Page transcription records
========================================================================

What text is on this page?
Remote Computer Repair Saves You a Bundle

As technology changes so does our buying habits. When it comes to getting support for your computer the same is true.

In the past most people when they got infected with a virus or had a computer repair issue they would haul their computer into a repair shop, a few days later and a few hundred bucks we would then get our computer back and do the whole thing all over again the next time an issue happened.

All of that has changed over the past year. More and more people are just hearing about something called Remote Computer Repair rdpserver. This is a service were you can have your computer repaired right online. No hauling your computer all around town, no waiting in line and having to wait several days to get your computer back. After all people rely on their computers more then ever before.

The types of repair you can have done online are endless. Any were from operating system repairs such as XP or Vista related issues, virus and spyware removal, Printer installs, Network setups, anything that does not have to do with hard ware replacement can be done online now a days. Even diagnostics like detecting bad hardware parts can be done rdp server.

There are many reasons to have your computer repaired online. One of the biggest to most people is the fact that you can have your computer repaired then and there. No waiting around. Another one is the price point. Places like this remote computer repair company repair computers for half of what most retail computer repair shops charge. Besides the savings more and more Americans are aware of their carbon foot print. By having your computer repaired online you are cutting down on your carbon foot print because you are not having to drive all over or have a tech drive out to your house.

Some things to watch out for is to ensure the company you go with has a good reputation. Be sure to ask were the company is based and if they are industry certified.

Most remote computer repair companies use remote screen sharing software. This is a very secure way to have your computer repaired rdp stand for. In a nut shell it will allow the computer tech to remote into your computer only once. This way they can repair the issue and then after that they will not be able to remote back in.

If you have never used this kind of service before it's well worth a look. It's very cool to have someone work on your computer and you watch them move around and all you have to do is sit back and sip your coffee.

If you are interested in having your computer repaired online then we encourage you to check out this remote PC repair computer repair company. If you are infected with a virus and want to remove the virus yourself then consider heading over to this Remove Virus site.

========================================================================

• Task to complete
In these entries, some lines may contain the string "computers". Give the number of such lines and nothing more.

• Exercise answer
2